▶ Exercise goal
Transcribe the records below in full; pictures stay out of the copy.

○ ○ ○ ○ ○

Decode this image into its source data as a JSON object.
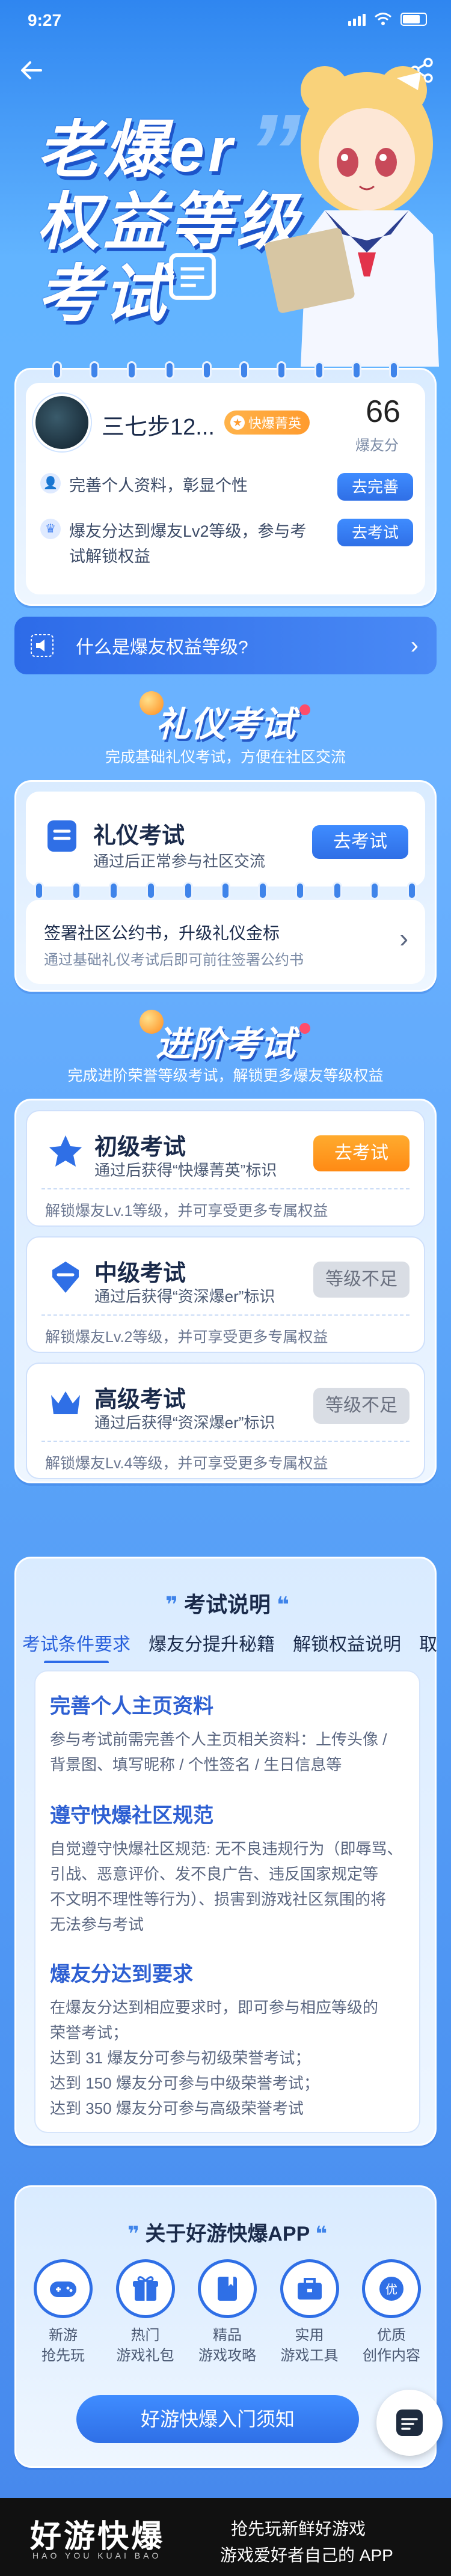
{
  "status_bar": {
    "time": "9:27"
  },
  "hero": {
    "line1": "老爆er",
    "line2": "权益等级",
    "line3": "考试",
    "quote": "”"
  },
  "profile": {
    "username": "三七步12...",
    "badge": "快爆菁英",
    "fan_count": "66",
    "fan_label": "爆友分",
    "tasks": [
      {
        "icon": "person-icon",
        "text": "完善个人资料，彰显个性",
        "button": "去完善"
      },
      {
        "icon": "crown-icon",
        "text": "爆友分达到爆友Lv2等级，参与考试解锁权益",
        "button": "去考试"
      }
    ]
  },
  "what_bar": {
    "label": "什么是爆友权益等级?",
    "arrow": "›"
  },
  "etiquette": {
    "title": "礼仪考试",
    "subtitle": "完成基础礼仪考试，方便在社区交流",
    "exam": {
      "name": "礼仪考试",
      "desc": "通过后正常参与社区交流",
      "button": "去考试"
    },
    "covenant": {
      "title": "签署社区公约书，升级礼仪金标",
      "desc": "通过基础礼仪考试后即可前往签署公约书",
      "arrow": "›"
    }
  },
  "advanced": {
    "title": "进阶考试",
    "subtitle": "完成进阶荣誉等级考试，解锁更多爆友等级权益",
    "exams": [
      {
        "name": "初级考试",
        "desc": "通过后获得“快爆菁英”标识",
        "button": "去考试",
        "foot": "解锁爆友Lv.1等级，并可享受更多专属权益",
        "state": "active",
        "color": "#2f6fe6"
      },
      {
        "name": "中级考试",
        "desc": "通过后获得“资深爆er”标识",
        "button": "等级不足",
        "foot": "解锁爆友Lv.2等级，并可享受更多专属权益",
        "state": "locked",
        "color": "#2f6fe6"
      },
      {
        "name": "高级考试",
        "desc": "通过后获得“资深爆er”标识",
        "button": "等级不足",
        "foot": "解锁爆友Lv.4等级，并可享受更多专属权益",
        "state": "locked",
        "color": "#2f6fe6"
      }
    ]
  },
  "description": {
    "title": "考试说明",
    "tabs": [
      "考试条件要求",
      "爆友分提升秘籍",
      "解锁权益说明",
      "取消"
    ],
    "sections": [
      {
        "title": "完善个人主页资料",
        "lines": [
          "参与考试前需完善个人主页相关资料：上传头像 /",
          "背景图、填写昵称 / 个性签名 / 生日信息等"
        ]
      },
      {
        "title": "遵守快爆社区规范",
        "lines": [
          "自觉遵守快爆社区规范: 无不良违规行为（即辱骂、",
          "引战、恶意评价、发不良广告、违反国家规定等",
          "不文明不理性等行为）、损害到游戏社区氛围的将",
          "无法参与考试"
        ]
      },
      {
        "title": "爆友分达到要求",
        "lines": [
          "在爆友分达到相应要求时，即可参与相应等级的",
          "荣誉考试；",
          "达到 31 爆友分可参与初级荣誉考试；",
          "达到 150 爆友分可参与中级荣誉考试；",
          "达到 350 爆友分可参与高级荣誉考试"
        ]
      }
    ]
  },
  "about": {
    "title": "关于好游快爆APP",
    "features": [
      {
        "icon": "gamepad-icon",
        "l1": "新游",
        "l2": "抢先玩"
      },
      {
        "icon": "gift-icon",
        "l1": "热门",
        "l2": "游戏礼包"
      },
      {
        "icon": "book-icon",
        "l1": "精品",
        "l2": "游戏攻略"
      },
      {
        "icon": "toolbox-icon",
        "l1": "实用",
        "l2": "游戏工具"
      },
      {
        "icon": "coin-icon",
        "l1": "优质",
        "l2": "创作内容"
      }
    ],
    "button": "好游快爆入门须知",
    "coin_glyph": "优"
  },
  "footer": {
    "brand": "好游快爆",
    "brand_en": "HAO YOU KUAI BAO",
    "slogan1": "抢先玩新鲜好游戏",
    "slogan2": "游戏爱好者自己的 APP"
  },
  "colors": {
    "primary": "#2f6fe6",
    "orange": "#ff8a14",
    "background": "#62b4ff"
  }
}
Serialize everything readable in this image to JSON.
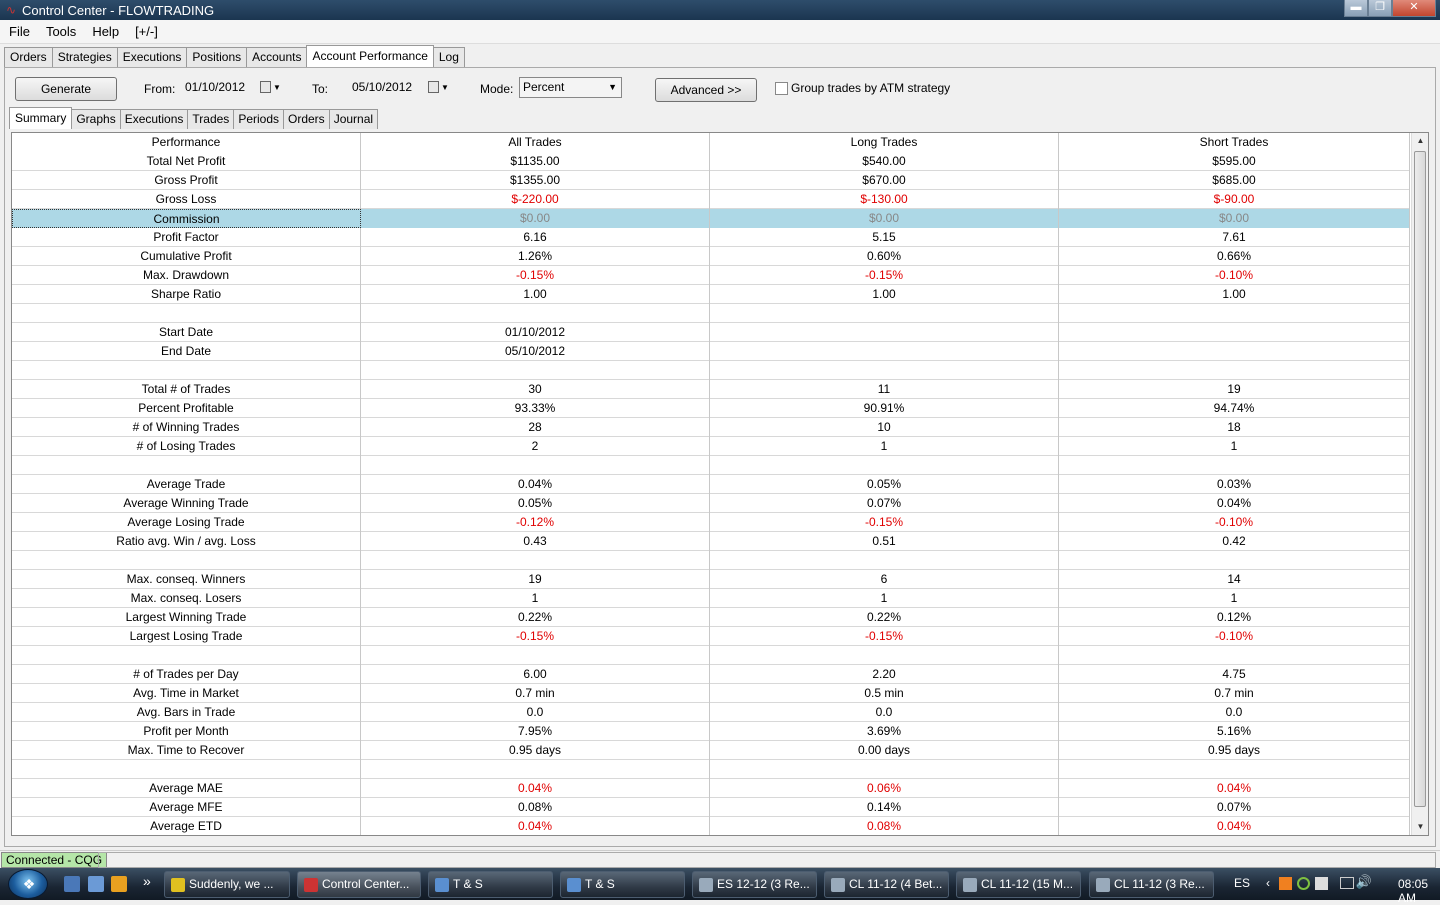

○ ○ ○ ○ ○

▶ Written response
Decode this image into its source data as a JSON object.
{
  "status_bar": {
    "time": "9:27"
  },
  "hero": {
    "line1": "老爆er",
    "line2": "权益等级",
    "line3": "考试",
    "quote": "”"
  },
  "profile": {
    "username": "三七步12...",
    "badge": "快爆菁英",
    "fan_count": "66",
    "fan_label": "爆友分",
    "tasks": [
      {
        "icon": "person-icon",
        "text": "完善个人资料，彰显个性",
        "button": "去完善"
      },
      {
        "icon": "crown-icon",
        "text": "爆友分达到爆友Lv2等级，参与考试解锁权益",
        "button": "去考试"
      }
    ]
  },
  "what_bar": {
    "label": "什么是爆友权益等级?",
    "arrow": "›"
  },
  "etiquette": {
    "title": "礼仪考试",
    "subtitle": "完成基础礼仪考试，方便在社区交流",
    "exam": {
      "name": "礼仪考试",
      "desc": "通过后正常参与社区交流",
      "button": "去考试"
    },
    "covenant": {
      "title": "签署社区公约书，升级礼仪金标",
      "desc": "通过基础礼仪考试后即可前往签署公约书",
      "arrow": "›"
    }
  },
  "advanced": {
    "title": "进阶考试",
    "subtitle": "完成进阶荣誉等级考试，解锁更多爆友等级权益",
    "exams": [
      {
        "name": "初级考试",
        "desc": "通过后获得“快爆菁英”标识",
        "button": "去考试",
        "foot": "解锁爆友Lv.1等级，并可享受更多专属权益",
        "state": "active",
        "color": "#2f6fe6"
      },
      {
        "name": "中级考试",
        "desc": "通过后获得“资深爆er”标识",
        "button": "等级不足",
        "foot": "解锁爆友Lv.2等级，并可享受更多专属权益",
        "state": "locked",
        "color": "#2f6fe6"
      },
      {
        "name": "高级考试",
        "desc": "通过后获得“资深爆er”标识",
        "button": "等级不足",
        "foot": "解锁爆友Lv.4等级，并可享受更多专属权益",
        "state": "locked",
        "color": "#2f6fe6"
      }
    ]
  },
  "description": {
    "title": "考试说明",
    "tabs": [
      "考试条件要求",
      "爆友分提升秘籍",
      "解锁权益说明",
      "取消"
    ],
    "sections": [
      {
        "title": "完善个人主页资料",
        "lines": [
          "参与考试前需完善个人主页相关资料：上传头像 /",
          "背景图、填写昵称 / 个性签名 / 生日信息等"
        ]
      },
      {
        "title": "遵守快爆社区规范",
        "lines": [
          "自觉遵守快爆社区规范: 无不良违规行为（即辱骂、",
          "引战、恶意评价、发不良广告、违反国家规定等",
          "不文明不理性等行为）、损害到游戏社区氛围的将",
          "无法参与考试"
        ]
      },
      {
        "title": "爆友分达到要求",
        "lines": [
          "在爆友分达到相应要求时，即可参与相应等级的",
          "荣誉考试；",
          "达到 31 爆友分可参与初级荣誉考试；",
          "达到 150 爆友分可参与中级荣誉考试；",
          "达到 350 爆友分可参与高级荣誉考试"
        ]
      }
    ]
  },
  "about": {
    "title": "关于好游快爆APP",
    "features": [
      {
        "icon": "gamepad-icon",
        "l1": "新游",
        "l2": "抢先玩"
      },
      {
        "icon": "gift-icon",
        "l1": "热门",
        "l2": "游戏礼包"
      },
      {
        "icon": "book-icon",
        "l1": "精品",
        "l2": "游戏攻略"
      },
      {
        "icon": "toolbox-icon",
        "l1": "实用",
        "l2": "游戏工具"
      },
      {
        "icon": "coin-icon",
        "l1": "优质",
        "l2": "创作内容"
      }
    ],
    "button": "好游快爆入门须知",
    "coin_glyph": "优"
  },
  "footer": {
    "brand": "好游快爆",
    "brand_en": "HAO YOU KUAI BAO",
    "slogan1": "抢先玩新鲜好游戏",
    "slogan2": "游戏爱好者自己的 APP"
  },
  "colors": {
    "primary": "#2f6fe6",
    "orange": "#ff8a14",
    "background": "#62b4ff"
  }
}
Serialize everything readable in this image to JSON.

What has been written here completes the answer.